╭─ RECORDS SUPPLIED

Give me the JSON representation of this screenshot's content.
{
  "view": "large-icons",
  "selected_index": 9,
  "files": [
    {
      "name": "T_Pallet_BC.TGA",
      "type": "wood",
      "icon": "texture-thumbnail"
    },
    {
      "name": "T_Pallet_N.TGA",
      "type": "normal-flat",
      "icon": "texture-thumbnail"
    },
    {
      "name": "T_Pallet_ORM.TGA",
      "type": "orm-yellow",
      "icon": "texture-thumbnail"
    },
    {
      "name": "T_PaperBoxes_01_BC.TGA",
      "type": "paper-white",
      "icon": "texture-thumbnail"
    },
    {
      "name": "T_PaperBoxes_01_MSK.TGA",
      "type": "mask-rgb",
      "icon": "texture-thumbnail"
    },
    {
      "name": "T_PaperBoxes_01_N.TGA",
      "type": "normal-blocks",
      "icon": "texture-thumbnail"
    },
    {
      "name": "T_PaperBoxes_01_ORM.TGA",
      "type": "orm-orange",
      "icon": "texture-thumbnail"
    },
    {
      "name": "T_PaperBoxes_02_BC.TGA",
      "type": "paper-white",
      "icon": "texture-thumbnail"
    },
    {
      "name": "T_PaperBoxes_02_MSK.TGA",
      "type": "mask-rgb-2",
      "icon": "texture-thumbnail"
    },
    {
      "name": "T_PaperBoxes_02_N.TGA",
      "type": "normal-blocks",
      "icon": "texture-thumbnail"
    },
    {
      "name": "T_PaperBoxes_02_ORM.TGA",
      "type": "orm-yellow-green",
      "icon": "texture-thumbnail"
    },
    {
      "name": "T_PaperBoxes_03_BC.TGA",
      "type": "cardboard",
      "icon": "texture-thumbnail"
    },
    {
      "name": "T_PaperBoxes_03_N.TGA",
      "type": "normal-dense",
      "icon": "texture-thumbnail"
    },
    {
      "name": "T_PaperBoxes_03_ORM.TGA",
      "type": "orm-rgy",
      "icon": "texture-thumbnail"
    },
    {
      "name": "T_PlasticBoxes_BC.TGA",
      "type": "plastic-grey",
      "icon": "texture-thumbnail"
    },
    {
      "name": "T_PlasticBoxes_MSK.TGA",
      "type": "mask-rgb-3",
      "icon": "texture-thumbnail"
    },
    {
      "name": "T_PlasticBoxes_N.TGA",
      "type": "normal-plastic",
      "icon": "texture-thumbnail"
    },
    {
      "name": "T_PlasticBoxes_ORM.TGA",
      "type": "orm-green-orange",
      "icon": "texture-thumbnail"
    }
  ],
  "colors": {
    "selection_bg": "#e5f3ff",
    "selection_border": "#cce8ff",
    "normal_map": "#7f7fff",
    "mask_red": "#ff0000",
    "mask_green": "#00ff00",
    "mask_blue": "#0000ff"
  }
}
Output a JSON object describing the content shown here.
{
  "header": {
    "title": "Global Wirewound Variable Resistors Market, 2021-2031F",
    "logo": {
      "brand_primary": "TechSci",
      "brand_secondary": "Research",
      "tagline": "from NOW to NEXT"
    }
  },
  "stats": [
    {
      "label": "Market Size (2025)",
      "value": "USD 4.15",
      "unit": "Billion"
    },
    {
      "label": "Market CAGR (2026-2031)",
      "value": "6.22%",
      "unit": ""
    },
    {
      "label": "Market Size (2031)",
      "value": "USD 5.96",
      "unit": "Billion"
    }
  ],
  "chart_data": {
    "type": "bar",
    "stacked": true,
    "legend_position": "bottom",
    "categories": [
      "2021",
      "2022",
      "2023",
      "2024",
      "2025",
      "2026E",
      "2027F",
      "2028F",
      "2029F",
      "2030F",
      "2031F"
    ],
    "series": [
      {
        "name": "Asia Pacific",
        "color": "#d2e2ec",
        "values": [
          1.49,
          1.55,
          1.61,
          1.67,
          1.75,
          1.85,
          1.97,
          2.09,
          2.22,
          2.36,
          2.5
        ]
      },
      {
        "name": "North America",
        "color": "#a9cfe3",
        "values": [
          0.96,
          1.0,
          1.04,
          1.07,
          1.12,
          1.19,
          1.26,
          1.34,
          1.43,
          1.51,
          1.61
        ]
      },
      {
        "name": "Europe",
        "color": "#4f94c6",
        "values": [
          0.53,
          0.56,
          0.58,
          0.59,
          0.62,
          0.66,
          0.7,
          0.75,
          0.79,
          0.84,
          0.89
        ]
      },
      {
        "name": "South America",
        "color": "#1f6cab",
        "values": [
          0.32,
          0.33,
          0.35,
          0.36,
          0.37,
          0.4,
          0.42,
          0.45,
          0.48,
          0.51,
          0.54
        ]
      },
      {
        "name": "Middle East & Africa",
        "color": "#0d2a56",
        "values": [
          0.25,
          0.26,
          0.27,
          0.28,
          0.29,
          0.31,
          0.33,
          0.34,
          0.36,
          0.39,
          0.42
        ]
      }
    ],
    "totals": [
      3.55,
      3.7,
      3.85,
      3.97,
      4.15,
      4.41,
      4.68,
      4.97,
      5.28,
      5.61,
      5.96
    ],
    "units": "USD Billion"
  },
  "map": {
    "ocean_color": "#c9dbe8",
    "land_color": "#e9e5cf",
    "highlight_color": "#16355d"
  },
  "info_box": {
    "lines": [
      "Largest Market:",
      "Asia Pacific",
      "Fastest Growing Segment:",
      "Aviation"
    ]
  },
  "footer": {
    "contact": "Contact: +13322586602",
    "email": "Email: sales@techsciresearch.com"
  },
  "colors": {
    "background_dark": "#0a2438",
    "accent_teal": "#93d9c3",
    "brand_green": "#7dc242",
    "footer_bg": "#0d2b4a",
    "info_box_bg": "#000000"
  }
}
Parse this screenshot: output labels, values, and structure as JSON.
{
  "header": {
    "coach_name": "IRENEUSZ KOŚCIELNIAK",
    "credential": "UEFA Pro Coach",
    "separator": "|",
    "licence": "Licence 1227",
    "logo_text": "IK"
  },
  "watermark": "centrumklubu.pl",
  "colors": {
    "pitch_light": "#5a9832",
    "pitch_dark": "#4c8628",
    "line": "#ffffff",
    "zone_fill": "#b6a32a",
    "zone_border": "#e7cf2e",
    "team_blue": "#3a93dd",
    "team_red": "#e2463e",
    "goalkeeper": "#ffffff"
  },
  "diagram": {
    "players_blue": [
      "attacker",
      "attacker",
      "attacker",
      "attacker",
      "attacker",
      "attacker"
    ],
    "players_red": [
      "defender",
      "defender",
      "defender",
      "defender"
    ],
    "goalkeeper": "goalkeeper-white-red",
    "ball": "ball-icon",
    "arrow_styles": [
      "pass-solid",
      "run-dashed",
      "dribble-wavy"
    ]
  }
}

╰─

_REQUIREMENTS_
Write out the whole listing exactly.

_FULL RESPONSE_
Give me the JSON representation of this screenshot's content.
{
  "view": "large-icons",
  "selected_index": 9,
  "files": [
    {
      "name": "T_Pallet_BC.TGA",
      "type": "wood",
      "icon": "texture-thumbnail"
    },
    {
      "name": "T_Pallet_N.TGA",
      "type": "normal-flat",
      "icon": "texture-thumbnail"
    },
    {
      "name": "T_Pallet_ORM.TGA",
      "type": "orm-yellow",
      "icon": "texture-thumbnail"
    },
    {
      "name": "T_PaperBoxes_01_BC.TGA",
      "type": "paper-white",
      "icon": "texture-thumbnail"
    },
    {
      "name": "T_PaperBoxes_01_MSK.TGA",
      "type": "mask-rgb",
      "icon": "texture-thumbnail"
    },
    {
      "name": "T_PaperBoxes_01_N.TGA",
      "type": "normal-blocks",
      "icon": "texture-thumbnail"
    },
    {
      "name": "T_PaperBoxes_01_ORM.TGA",
      "type": "orm-orange",
      "icon": "texture-thumbnail"
    },
    {
      "name": "T_PaperBoxes_02_BC.TGA",
      "type": "paper-white",
      "icon": "texture-thumbnail"
    },
    {
      "name": "T_PaperBoxes_02_MSK.TGA",
      "type": "mask-rgb-2",
      "icon": "texture-thumbnail"
    },
    {
      "name": "T_PaperBoxes_02_N.TGA",
      "type": "normal-blocks",
      "icon": "texture-thumbnail"
    },
    {
      "name": "T_PaperBoxes_02_ORM.TGA",
      "type": "orm-yellow-green",
      "icon": "texture-thumbnail"
    },
    {
      "name": "T_PaperBoxes_03_BC.TGA",
      "type": "cardboard",
      "icon": "texture-thumbnail"
    },
    {
      "name": "T_PaperBoxes_03_N.TGA",
      "type": "normal-dense",
      "icon": "texture-thumbnail"
    },
    {
      "name": "T_PaperBoxes_03_ORM.TGA",
      "type": "orm-rgy",
      "icon": "texture-thumbnail"
    },
    {
      "name": "T_PlasticBoxes_BC.TGA",
      "type": "plastic-grey",
      "icon": "texture-thumbnail"
    },
    {
      "name": "T_PlasticBoxes_MSK.TGA",
      "type": "mask-rgb-3",
      "icon": "texture-thumbnail"
    },
    {
      "name": "T_PlasticBoxes_N.TGA",
      "type": "normal-plastic",
      "icon": "texture-thumbnail"
    },
    {
      "name": "T_PlasticBoxes_ORM.TGA",
      "type": "orm-green-orange",
      "icon": "texture-thumbnail"
    }
  ],
  "colors": {
    "selection_bg": "#e5f3ff",
    "selection_border": "#cce8ff",
    "normal_map": "#7f7fff",
    "mask_red": "#ff0000",
    "mask_green": "#00ff00",
    "mask_blue": "#0000ff"
  }
}
Output a JSON object describing the content shown here.
{
  "header": {
    "title": "Global Wirewound Variable Resistors Market, 2021-2031F",
    "logo": {
      "brand_primary": "TechSci",
      "brand_secondary": "Research",
      "tagline": "from NOW to NEXT"
    }
  },
  "stats": [
    {
      "label": "Market Size (2025)",
      "value": "USD 4.15",
      "unit": "Billion"
    },
    {
      "label": "Market CAGR (2026-2031)",
      "value": "6.22%",
      "unit": ""
    },
    {
      "label": "Market Size (2031)",
      "value": "USD 5.96",
      "unit": "Billion"
    }
  ],
  "chart_data": {
    "type": "bar",
    "stacked": true,
    "legend_position": "bottom",
    "categories": [
      "2021",
      "2022",
      "2023",
      "2024",
      "2025",
      "2026E",
      "2027F",
      "2028F",
      "2029F",
      "2030F",
      "2031F"
    ],
    "series": [
      {
        "name": "Asia Pacific",
        "color": "#d2e2ec",
        "values": [
          1.49,
          1.55,
          1.61,
          1.67,
          1.75,
          1.85,
          1.97,
          2.09,
          2.22,
          2.36,
          2.5
        ]
      },
      {
        "name": "North America",
        "color": "#a9cfe3",
        "values": [
          0.96,
          1.0,
          1.04,
          1.07,
          1.12,
          1.19,
          1.26,
          1.34,
          1.43,
          1.51,
          1.61
        ]
      },
      {
        "name": "Europe",
        "color": "#4f94c6",
        "values": [
          0.53,
          0.56,
          0.58,
          0.59,
          0.62,
          0.66,
          0.7,
          0.75,
          0.79,
          0.84,
          0.89
        ]
      },
      {
        "name": "South America",
        "color": "#1f6cab",
        "values": [
          0.32,
          0.33,
          0.35,
          0.36,
          0.37,
          0.4,
          0.42,
          0.45,
          0.48,
          0.51,
          0.54
        ]
      },
      {
        "name": "Middle East & Africa",
        "color": "#0d2a56",
        "values": [
          0.25,
          0.26,
          0.27,
          0.28,
          0.29,
          0.31,
          0.33,
          0.34,
          0.36,
          0.39,
          0.42
        ]
      }
    ],
    "totals": [
      3.55,
      3.7,
      3.85,
      3.97,
      4.15,
      4.41,
      4.68,
      4.97,
      5.28,
      5.61,
      5.96
    ],
    "units": "USD Billion"
  },
  "map": {
    "ocean_color": "#c9dbe8",
    "land_color": "#e9e5cf",
    "highlight_color": "#16355d"
  },
  "info_box": {
    "lines": [
      "Largest Market:",
      "Asia Pacific",
      "Fastest Growing Segment:",
      "Aviation"
    ]
  },
  "footer": {
    "contact": "Contact: +13322586602",
    "email": "Email: sales@techsciresearch.com"
  },
  "colors": {
    "background_dark": "#0a2438",
    "accent_teal": "#93d9c3",
    "brand_green": "#7dc242",
    "footer_bg": "#0d2b4a",
    "info_box_bg": "#000000"
  }
}
Parse this screenshot: output labels, values, and structure as JSON.
{
  "header": {
    "coach_name": "IRENEUSZ KOŚCIELNIAK",
    "credential": "UEFA Pro Coach",
    "separator": "|",
    "licence": "Licence 1227",
    "logo_text": "IK"
  },
  "watermark": "centrumklubu.pl",
  "colors": {
    "pitch_light": "#5a9832",
    "pitch_dark": "#4c8628",
    "line": "#ffffff",
    "zone_fill": "#b6a32a",
    "zone_border": "#e7cf2e",
    "team_blue": "#3a93dd",
    "team_red": "#e2463e",
    "goalkeeper": "#ffffff"
  },
  "diagram": {
    "players_blue": [
      "attacker",
      "attacker",
      "attacker",
      "attacker",
      "attacker",
      "attacker"
    ],
    "players_red": [
      "defender",
      "defender",
      "defender",
      "defender"
    ],
    "goalkeeper": "goalkeeper-white-red",
    "ball": "ball-icon",
    "arrow_styles": [
      "pass-solid",
      "run-dashed",
      "dribble-wavy"
    ]
  }
}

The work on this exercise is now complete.